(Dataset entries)
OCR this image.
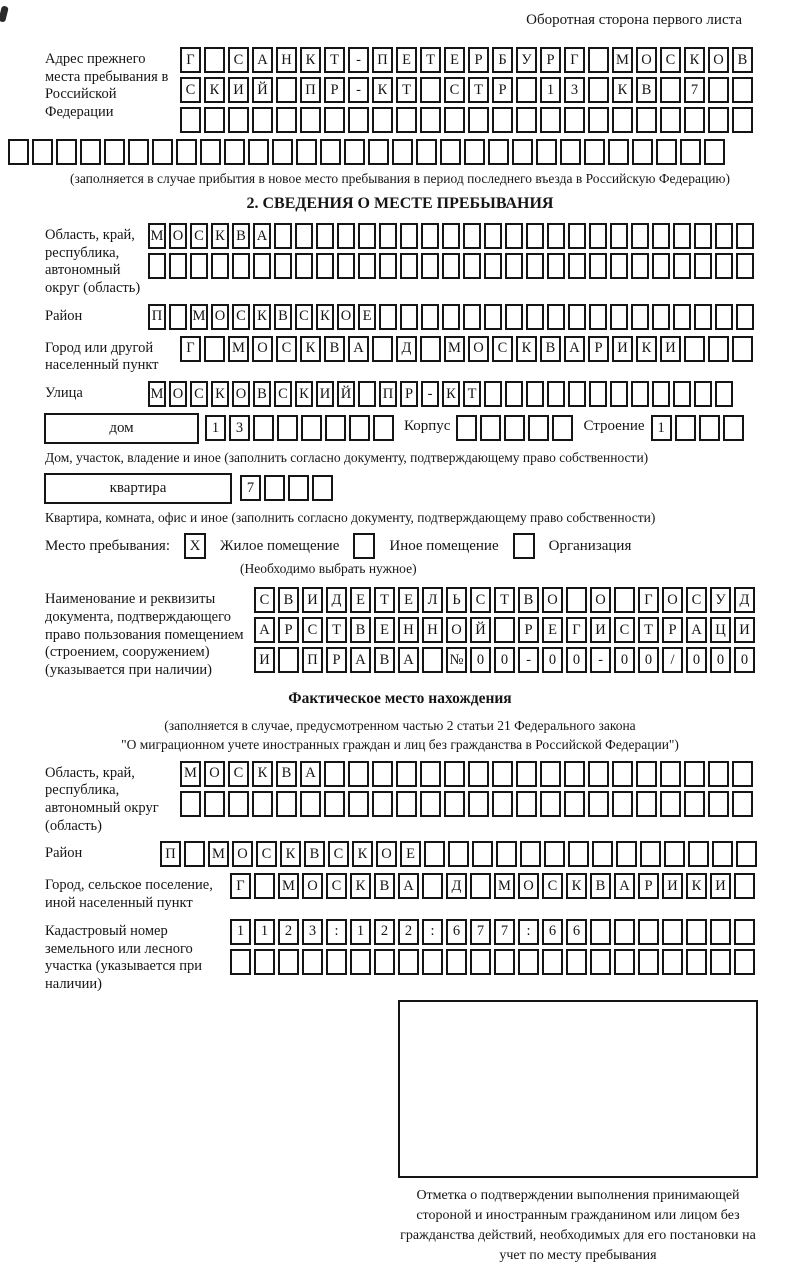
Оборотная сторона первого листа
Адрес прежнего места пребывания в Российской Федерации
Г	С А Н К	Т	-	П Е	Т	Е	Р	Б	У	Р	Г	М О С К О В
С К И Й	П	Р	-	К	Т	С	Т	Р	1	3	К В	7
(заполняется в случае прибытия в новое место пребывания в период последнего въезда в Российскую Федерацию)
2. СВЕДЕНИЯ О МЕСТЕ ПРЕБЫВАНИЯ
Область, край, республика, автономный округ (область)
М О С К В А
Район	П М О С К В С К О Е
Город или другой населенный пункт
Г	М О С К В А	Д	М О С К В А	Р	И К И
Улица	М О С К О В С К И Й П Р	- К Т
дом	1	3	Корпус	Строение 1
Дом, участок, владение и иное (заполнить согласно документу, подтверждающему право собственности)
квартира	7
Квартира, комната, офис и иное (заполнить согласно документу, подтверждающему право собственности)
Место пребывания:	X	Жилое помещение	Иное помещение	Организация
(Необходимо выбрать нужное)
Наименование и реквизиты документа, подтверждающего право пользования помещением (строением, сооружением) (указывается при наличии)
С В И Д	Е	Т	Е	Л	Ь	С	Т	В О	О	Г	О С У Д
А	Р	С	Т	В	Е Н Н О Й	Р	Е	Г	И С	Т	Р	А Ц И
И	П	Р	А В А	№ 0	0	-	0	0	-	0	0	/	0	0	0
Фактическое место нахождения
(заполняется в случае, предусмотренном частью 2 статьи 21 Федерального закона
"О миграционном учете иностранных граждан и лиц без гражданства в Российской Федерации")
Область, край, республика, автономный округ (область)
М О С К В А
Район	П	М О С К В С К О Е
Город, сельское поселение, иной населенный пункт
Г	М О С К В А	Д	М О С К В А	Р	И К И
Кадастровый номер земельного или лесного участка (указывается при наличии)
1	1	2	3	:	1	2	2	:	6	7	7	:	6	6
Отметка о подтверждении выполнения принимающей стороной и иностранным гражданином или лицом без гражданства действий, необходимых для его постановки на учет по месту пребывания
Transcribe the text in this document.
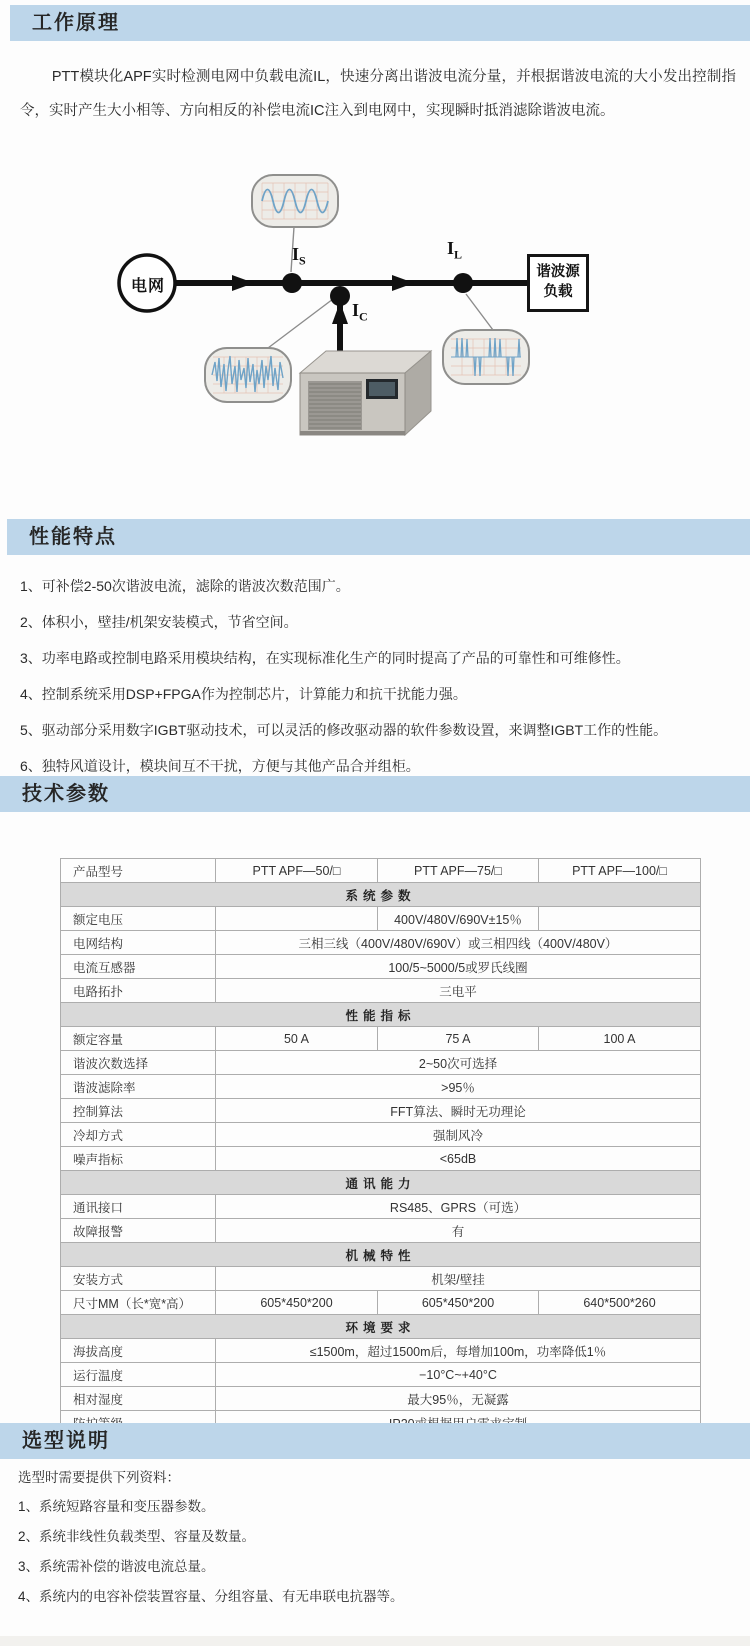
工作原理
PTT模块化APF实时检测电网中负载电流IL，快速分离出谐波电流分量，并根据谐波电流的大小发出控制指令，实时产生大小相等、方向相反的补偿电流IC注入到电网中，实现瞬时抵消滤除谐波电流。
电网
谐波源
负载
$I_S$
$I_L$
$I_C$
性能特点
1、可补偿2-50次谐波电流，滤除的谐波次数范围广。
2、体积小，壁挂/机架安装模式，节省空间。
3、功率电路或控制电路采用模块结构，在实现标准化生产的同时提高了产品的可靠性和可维修性。
4、控制系统采用DSP+FPGA作为控制芯片，计算能力和抗干扰能力强。
5、驱动部分采用数字IGBT驱动技术，可以灵活的修改驱动器的软件参数设置，来调整IGBT工作的性能。
6、独特风道设计，模块间互不干扰，方便与其他产品合并组柜。
技术参数
产品型号	PTT APF—50/□	PTT APF—75/□	PTT APF—100/□
系统参数			
额定电压		400V/480V/690V±15％	
电网结构	三相三线（400V/480V/690V）或三相四线（400V/480V）		
电流互感器	100/5~5000/5或罗氏线圈		
电路拓扑	三电平		
性能指标			
额定容量	50 A	75 A	100 A
谐波次数选择	2~50次可选择		
谐波滤除率	>95％		
控制算法	FFT算法、瞬时无功理论		
冷却方式	强制风冷		
噪声指标	<65dB		
通讯能力			
通讯接口	RS485、GPRS（可选）		
故障报警	有		
机械特性			
安装方式	机架/壁挂		
尺寸MM（长*宽*高）	605*450*200	605*450*200	640*500*260
环境要求			
海拔高度	≤1500m，超过1500m后，每增加100m，功率降低1％		
运行温度	−10°C~+40°C		
相对湿度	最大95％，无凝露		

选型说明
选型时需要提供下列资料：
1、系统短路容量和变压器参数。
2、系统非线性负载类型、容量及数量。
3、系统需补偿的谐波电流总量。
4、系统内的电容补偿装置容量、分组容量、有无串联电抗器等。
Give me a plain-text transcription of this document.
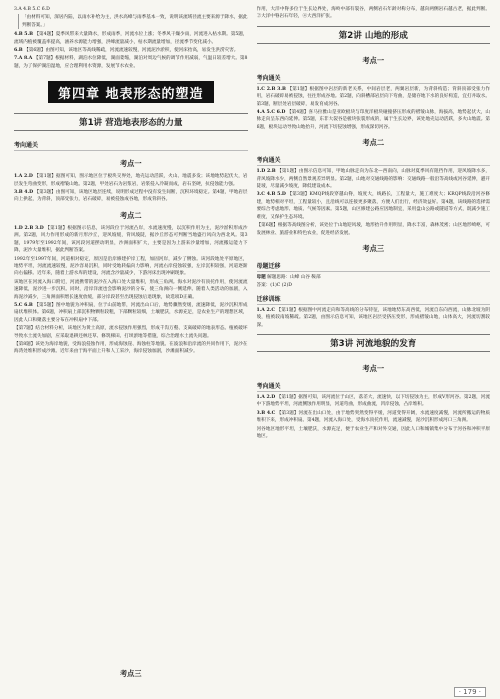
3.A 4.B 5.C 6.D

「由材料可知，深居内陆，以雨水补给为主，洪水高峰与雨季基本一致，说明该流域径流主要来源于降水，据此判断答案。」

4.B 5.B 【第4题】夏季风带来大量降水，形成雨季，河流水位上涨；冬季风干燥少雨，河流进入枯水期。第5题，流域内植被覆盖率提高，涵养水源能力增强，洪峰流量减小，枯水期流量增加，径流季节变化减小。

6.B 【第6题】由图可知，该地区等高线稀疏，河流流速较慢，河流泥沙淤积，使河床抬高，易发生洪涝灾害。

7.A 8.A 【第7题】根据材料，湖泊水位降低，湖面萎缩，湖泊对周边气候的调节作用减弱，气温日较差增大。第8题，为了保护湖泊湿地，应合理利用水资源，发展节水农业。

第四章 地表形态的塑造
第1讲 营造地表形态的力量
考向通关
考点一

1.A 2.D 【第1题】据图可知，图示地区位于板块交界处，地壳运动活跃，火山、地震多发；该地地势起伏大，岩层发生弯曲变形，形成褶皱山地。第2题，甲处岩石为岩浆岩，岩浆侵入冷凝而成，岩石坚硬，抗侵蚀能力强。

3.B 4.D 【第3题】由图可知，该地区地层连续，说明形成过程中没有发生间断，沉积环境稳定。第4题，甲地岩层向上拱起，为背斜，顶部受张力，岩石破碎，易被侵蚀成谷地，形成背斜谷。

考点二

1.D 2.B 3.D 【第1题】根据图示信息，该河段位于河流凸岸，水流速度慢，以沉积作用为主，泥沙淤积形成沙洲。第2题，风力作用形成的新月形沙丘，迎风坡缓，背风坡陡，据沙丘形态可判断当地盛行风向为西北风。第3题，1979年至1992年间，该河段河道摆动明显，沙洲面积扩大，主要是因为上游来沙量增加，河流搬运能力下降，泥沙大量堆积，据此判断答案。

1992年至1997年间，河道相对稳定，原因是沿岸修建护岸工程，加固河岸，减少了侧蚀。该河段地处平原地区，地势平坦，河流流速较慢，泥沙容易沉积，同时受地转偏向力影响，河流右岸侵蚀较强，左岸沉积较强，河道逐渐向右偏移。近年来，随着上游水库的建设，河流含沙量减少，下游河床出现冲刷现象。

该地区在河流入海口附近，河流携带的泥沙在入海口处大量堆积，形成三角洲。海水对泥沙有顶托作用，使河流流速降低，泥沙进一步沉积。同时，沿岸洋流也会影响泥沙的分布，使三角洲向一侧延伸。随着人类活动的加剧，入海泥沙减少，三角洲面积增长速度放缓，部分岸段甚至出现侵蚀后退现象，故选项D正确。

5.C 6.B 【第5题】图中地貌为冲积扇，位于山前地带，河流出山口后，地势骤然变缓，流速降低，泥沙沉积形成扇状堆积体。第6题，冲积扇上部沉积物颗粒较粗，下部颗粒较细，土壤肥沃，水源充足，是农业生产的理想区域，因此人口和聚落主要分布在冲积扇中下部。

【第7题】结合材料分析，该地区为黄土高原，流水侵蚀作用强烈，形成千沟万壑、支离破碎的地表形态。植被破坏导致水土流失加剧，应采取退耕还林还草、修筑梯田、打坝淤地等措施，综合治理水土流失问题。

【第8题】该处为海岸地貌，受海浪侵蚀作用，形成海蚀崖、海蚀柱等地貌。在波浪和沿岸流的共同作用下，泥沙在海湾处堆积形成沙滩。近年来由于海平面上升和人工采沙，海岸侵蚀加剧，沙滩面积减少。

考点三

作用，大洋中脊多位于生长边界处，海岭中部有裂谷，两侧岩石年龄对称分布，越向两侧岩石越古老，据此判断。②大洋中脊岩石年轻，④大西洋扩张。

第2讲 山地的形成
考点一
考向通关

1.C 2.B 3.B 【第1题】根据图中岩层的新老关系，中间岩层老，两翼岩层新，为背斜构造；背斜顶部受张力作用，岩石破碎易被侵蚀，往往形成谷地。第2题，向斜槽部岩层向下弯曲，是储存地下水的良好构造，宜打井取水。第3题，断层处岩层破碎，易发育成河谷。

4.A 5.C 6.D 【第4题】喜马拉雅山是亚欧板块与印度洋板块碰撞挤压形成的褶皱山脉，海拔高，地势起伏大，山脉走向呈东西向延伸。第5题，东非大裂谷是板块张裂形成的，属于生长边界，该处地壳运动活跃，多火山地震。第6题，板块运动导致山地抬升，河流下切侵蚀增强，形成深切河谷。

考点二
考向通关

1.D 2.B 【第1题】由图示信息可知，甲地山脉走向为东北—西南向，山脉对夏季风有阻挡作用，迎风坡降水多，背风坡降水少，两侧自然景观差异明显。第2题，山地对交通线路的影响：交通线路一般沿等高线或河谷延伸，避开陡坡，尽量减少坡度，降低建设成本。

3.C 4.B 5.D 【第3题】KMQP线段穿越山脊，坡度大，线路长，工程量大，施工难度大；KRQP线段沿河谷修建，地势相对平坦，工程量较小，且沿线可以连接更多聚落，方便人们出行，经济效益好。第4题，该线路的选择需要综合考虑地形、地质、气候等因素。第5题，山区修建公路应因地制宜，采用盘山公路或隧道等方式，既减少施工难度，又保护生态环境。

【第6题】根据等高线图分析，该处位于山地迎风坡，地形抬升作用明显，降水丰富，森林茂密；山区地形崎岖，可发展林业、旅游业和特色农业，促进经济发展。

考点三
母题迁移

母题 解题思路：山峰 山谷 鞍部

答案：(1)C (2)D

迁移训练

1.A 2.C 【第1题】根据图中河流走向和等高线的分布特征，该地地势东高西低，河流自东向西流，山脉北坡为阴坡，植被较南坡稀疏。第2题，由图示信息可知，该地区岩层受挤压变形，形成褶皱山地，山体高大，河流切割较深。

第3讲 河流地貌的发育
考点一
考向通关

1.A 2.D 【第1题】据图可知，该河流位于山区，落差大，流速快，以下切侵蚀为主，形成V形河谷。第2题，河流中下游地势平坦，河流侧蚀作用明显，河道弯曲，形成曲流，凹岸侵蚀，凸岸堆积。

3.B 4.C 【第3题】河流在出山口处，由于地势突然变得平缓，河道变得开阔，水流速度减慢，河流所搬运的物质堆积下来，形成冲积扇。第4题，河流入海口处，受海水顶托作用，流速减慢，泥沙沉积形成河口三角洲。

河谷地区地形平坦，土壤肥沃，水源充足，便于农业生产和对外交通，因此人口和城镇集中分布于河谷和冲积平原地区。

· 179 ·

> [Exercise prompt] Among the entries above, how many lines hold the string "подтверждающему"? Respond with nothing but the number.

> [Result of this exercise] 2